• Short problem:
Using the data below, gather each line that includes the word "screenshot".

[Stored data entries]
▼
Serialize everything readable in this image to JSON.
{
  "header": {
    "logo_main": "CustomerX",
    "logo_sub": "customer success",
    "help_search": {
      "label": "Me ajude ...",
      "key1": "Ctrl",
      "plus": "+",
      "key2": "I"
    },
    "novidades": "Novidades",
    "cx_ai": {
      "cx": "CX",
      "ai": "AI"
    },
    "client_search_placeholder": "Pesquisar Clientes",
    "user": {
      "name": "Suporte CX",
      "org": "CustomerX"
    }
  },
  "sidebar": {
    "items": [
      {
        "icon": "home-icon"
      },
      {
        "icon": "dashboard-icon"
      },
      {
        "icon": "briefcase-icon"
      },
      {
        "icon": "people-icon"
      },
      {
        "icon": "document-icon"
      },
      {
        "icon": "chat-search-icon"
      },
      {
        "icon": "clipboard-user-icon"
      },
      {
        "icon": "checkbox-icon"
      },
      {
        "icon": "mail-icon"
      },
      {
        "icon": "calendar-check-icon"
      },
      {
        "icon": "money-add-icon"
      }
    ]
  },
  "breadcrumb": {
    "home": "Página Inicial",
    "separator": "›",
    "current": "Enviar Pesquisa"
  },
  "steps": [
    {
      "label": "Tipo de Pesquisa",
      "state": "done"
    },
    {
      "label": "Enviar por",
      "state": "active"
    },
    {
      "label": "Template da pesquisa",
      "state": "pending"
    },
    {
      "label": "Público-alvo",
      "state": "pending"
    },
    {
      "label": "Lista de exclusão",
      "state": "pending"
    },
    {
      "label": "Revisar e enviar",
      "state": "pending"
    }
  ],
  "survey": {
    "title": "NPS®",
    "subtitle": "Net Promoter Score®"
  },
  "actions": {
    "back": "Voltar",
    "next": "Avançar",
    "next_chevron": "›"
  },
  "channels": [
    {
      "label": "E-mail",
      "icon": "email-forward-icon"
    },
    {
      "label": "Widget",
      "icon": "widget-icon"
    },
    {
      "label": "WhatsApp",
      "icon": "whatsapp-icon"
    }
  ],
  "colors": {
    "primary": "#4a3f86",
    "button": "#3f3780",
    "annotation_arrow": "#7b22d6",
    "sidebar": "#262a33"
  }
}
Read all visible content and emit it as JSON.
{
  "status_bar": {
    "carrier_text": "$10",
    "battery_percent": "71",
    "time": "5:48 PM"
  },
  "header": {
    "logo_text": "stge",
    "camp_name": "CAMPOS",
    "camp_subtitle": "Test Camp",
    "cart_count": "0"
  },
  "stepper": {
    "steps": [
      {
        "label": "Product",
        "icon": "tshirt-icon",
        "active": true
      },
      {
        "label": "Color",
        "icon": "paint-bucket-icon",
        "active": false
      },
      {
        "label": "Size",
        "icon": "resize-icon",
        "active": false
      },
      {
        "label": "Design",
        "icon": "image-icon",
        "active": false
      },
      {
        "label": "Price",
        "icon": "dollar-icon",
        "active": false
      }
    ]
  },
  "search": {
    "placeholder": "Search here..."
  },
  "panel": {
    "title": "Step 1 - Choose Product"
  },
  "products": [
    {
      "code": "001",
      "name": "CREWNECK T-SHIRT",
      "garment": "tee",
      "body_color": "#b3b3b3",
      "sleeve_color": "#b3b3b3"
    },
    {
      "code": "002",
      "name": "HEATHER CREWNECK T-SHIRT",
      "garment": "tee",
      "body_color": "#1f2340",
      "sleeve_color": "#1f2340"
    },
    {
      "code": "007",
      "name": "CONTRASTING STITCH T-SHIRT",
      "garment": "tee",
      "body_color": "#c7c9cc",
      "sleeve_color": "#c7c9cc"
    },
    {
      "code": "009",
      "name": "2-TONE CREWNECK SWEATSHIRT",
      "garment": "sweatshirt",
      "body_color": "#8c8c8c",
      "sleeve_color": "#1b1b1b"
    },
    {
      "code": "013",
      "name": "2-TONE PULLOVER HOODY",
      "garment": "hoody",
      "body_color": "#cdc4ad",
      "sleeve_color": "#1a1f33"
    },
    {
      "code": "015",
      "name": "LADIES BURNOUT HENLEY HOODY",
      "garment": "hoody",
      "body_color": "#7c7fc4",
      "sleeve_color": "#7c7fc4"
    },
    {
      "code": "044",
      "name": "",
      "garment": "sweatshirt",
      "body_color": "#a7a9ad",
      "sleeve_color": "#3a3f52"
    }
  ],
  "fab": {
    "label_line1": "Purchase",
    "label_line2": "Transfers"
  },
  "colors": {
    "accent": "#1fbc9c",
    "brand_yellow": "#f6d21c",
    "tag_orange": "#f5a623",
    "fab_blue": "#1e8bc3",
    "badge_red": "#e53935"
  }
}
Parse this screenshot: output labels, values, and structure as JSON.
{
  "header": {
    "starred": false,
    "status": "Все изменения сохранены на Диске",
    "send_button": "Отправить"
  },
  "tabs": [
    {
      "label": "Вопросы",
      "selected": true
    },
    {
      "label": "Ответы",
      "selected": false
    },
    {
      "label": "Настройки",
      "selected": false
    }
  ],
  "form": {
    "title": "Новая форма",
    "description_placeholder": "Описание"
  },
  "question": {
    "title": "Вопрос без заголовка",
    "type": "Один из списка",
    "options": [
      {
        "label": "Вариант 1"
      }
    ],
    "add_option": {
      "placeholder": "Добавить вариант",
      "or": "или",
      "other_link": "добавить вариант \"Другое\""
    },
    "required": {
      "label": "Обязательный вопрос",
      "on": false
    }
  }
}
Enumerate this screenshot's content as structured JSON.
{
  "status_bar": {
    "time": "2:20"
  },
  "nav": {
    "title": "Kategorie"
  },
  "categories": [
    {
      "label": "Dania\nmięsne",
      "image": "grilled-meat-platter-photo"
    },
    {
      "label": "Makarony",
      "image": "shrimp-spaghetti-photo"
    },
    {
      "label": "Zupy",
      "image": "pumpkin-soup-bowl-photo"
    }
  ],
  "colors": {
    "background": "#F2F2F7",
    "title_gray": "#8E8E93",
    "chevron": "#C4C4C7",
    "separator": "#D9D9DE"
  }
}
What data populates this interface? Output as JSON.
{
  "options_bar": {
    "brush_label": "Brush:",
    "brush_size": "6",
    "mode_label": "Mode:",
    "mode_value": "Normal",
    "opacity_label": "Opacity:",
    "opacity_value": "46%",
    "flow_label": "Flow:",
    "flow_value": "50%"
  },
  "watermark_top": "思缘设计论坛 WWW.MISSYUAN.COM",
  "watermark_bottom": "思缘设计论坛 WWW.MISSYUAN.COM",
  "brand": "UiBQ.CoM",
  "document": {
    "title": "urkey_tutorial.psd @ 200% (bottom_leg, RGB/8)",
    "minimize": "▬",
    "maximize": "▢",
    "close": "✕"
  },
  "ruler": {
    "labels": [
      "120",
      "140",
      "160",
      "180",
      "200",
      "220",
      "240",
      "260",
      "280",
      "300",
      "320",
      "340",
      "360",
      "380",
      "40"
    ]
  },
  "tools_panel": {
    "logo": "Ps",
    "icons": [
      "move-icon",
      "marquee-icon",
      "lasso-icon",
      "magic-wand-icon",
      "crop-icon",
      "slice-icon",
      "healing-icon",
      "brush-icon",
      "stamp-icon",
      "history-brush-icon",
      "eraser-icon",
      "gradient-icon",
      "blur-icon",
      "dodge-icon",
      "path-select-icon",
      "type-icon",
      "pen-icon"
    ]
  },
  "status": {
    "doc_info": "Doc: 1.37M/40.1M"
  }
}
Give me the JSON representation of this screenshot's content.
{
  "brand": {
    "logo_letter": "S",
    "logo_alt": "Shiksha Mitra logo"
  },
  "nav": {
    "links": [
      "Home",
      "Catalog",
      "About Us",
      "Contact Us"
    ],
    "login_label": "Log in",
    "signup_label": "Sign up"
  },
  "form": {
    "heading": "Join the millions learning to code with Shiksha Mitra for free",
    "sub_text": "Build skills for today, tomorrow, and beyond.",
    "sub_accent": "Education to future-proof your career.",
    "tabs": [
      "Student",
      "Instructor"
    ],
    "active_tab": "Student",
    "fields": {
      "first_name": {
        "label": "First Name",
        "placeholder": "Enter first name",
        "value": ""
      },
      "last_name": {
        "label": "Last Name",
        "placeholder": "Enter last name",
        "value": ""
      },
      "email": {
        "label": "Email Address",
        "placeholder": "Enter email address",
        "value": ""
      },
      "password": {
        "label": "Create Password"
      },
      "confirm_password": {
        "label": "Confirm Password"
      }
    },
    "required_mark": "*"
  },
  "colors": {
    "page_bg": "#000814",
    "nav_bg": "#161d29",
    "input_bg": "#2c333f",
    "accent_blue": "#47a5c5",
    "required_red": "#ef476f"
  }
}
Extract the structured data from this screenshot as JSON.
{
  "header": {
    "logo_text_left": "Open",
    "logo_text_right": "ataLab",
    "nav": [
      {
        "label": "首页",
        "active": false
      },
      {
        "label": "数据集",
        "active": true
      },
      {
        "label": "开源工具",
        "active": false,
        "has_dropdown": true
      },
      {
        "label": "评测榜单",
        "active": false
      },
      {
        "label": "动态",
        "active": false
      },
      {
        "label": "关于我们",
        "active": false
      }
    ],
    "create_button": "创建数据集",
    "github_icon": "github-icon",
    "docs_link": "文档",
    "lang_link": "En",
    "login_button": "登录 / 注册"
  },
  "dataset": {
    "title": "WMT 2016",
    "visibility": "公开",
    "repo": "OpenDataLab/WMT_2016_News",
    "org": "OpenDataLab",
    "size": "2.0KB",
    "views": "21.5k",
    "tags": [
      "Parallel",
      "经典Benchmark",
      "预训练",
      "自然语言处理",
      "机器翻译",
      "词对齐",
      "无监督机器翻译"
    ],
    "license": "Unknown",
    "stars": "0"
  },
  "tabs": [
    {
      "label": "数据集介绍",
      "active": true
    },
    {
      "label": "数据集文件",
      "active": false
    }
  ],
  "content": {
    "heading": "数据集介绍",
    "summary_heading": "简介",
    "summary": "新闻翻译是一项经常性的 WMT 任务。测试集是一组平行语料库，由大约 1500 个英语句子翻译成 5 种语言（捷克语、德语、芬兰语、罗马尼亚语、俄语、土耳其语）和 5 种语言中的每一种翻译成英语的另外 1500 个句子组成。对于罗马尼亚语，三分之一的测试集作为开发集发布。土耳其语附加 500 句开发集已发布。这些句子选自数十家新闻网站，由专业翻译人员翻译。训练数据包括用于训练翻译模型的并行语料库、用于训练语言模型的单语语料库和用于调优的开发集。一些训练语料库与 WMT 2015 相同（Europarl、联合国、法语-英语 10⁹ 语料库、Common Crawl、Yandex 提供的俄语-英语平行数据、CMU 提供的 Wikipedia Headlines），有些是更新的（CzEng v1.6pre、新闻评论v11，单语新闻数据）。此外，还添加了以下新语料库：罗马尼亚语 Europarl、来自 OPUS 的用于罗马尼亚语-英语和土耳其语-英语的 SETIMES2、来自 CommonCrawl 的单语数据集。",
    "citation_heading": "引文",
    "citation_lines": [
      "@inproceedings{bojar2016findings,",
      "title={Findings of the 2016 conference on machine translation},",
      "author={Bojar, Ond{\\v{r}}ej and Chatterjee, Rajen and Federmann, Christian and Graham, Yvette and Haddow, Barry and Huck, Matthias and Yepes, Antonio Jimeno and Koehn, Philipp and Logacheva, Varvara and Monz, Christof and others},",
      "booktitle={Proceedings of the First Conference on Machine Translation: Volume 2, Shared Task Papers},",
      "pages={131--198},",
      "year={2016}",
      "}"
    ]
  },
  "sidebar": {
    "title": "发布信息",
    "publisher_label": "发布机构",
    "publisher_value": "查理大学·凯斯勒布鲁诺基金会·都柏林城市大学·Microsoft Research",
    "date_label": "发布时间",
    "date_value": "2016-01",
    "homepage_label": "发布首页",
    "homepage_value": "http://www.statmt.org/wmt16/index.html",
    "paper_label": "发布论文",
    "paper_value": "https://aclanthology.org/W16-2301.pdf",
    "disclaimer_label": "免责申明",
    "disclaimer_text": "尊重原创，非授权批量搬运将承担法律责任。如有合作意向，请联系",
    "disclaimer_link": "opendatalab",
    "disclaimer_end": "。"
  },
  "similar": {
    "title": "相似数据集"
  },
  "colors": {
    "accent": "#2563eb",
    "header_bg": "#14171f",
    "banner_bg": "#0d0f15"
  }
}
▲
• Output of the task:
Parse this screenshot: output labels, values, and structure as JSON.
Enumerate this screenshot's content as structured JSON.
Give me the JSON representation of this screenshot's content.
Extract the structured data from this screenshot as JSON.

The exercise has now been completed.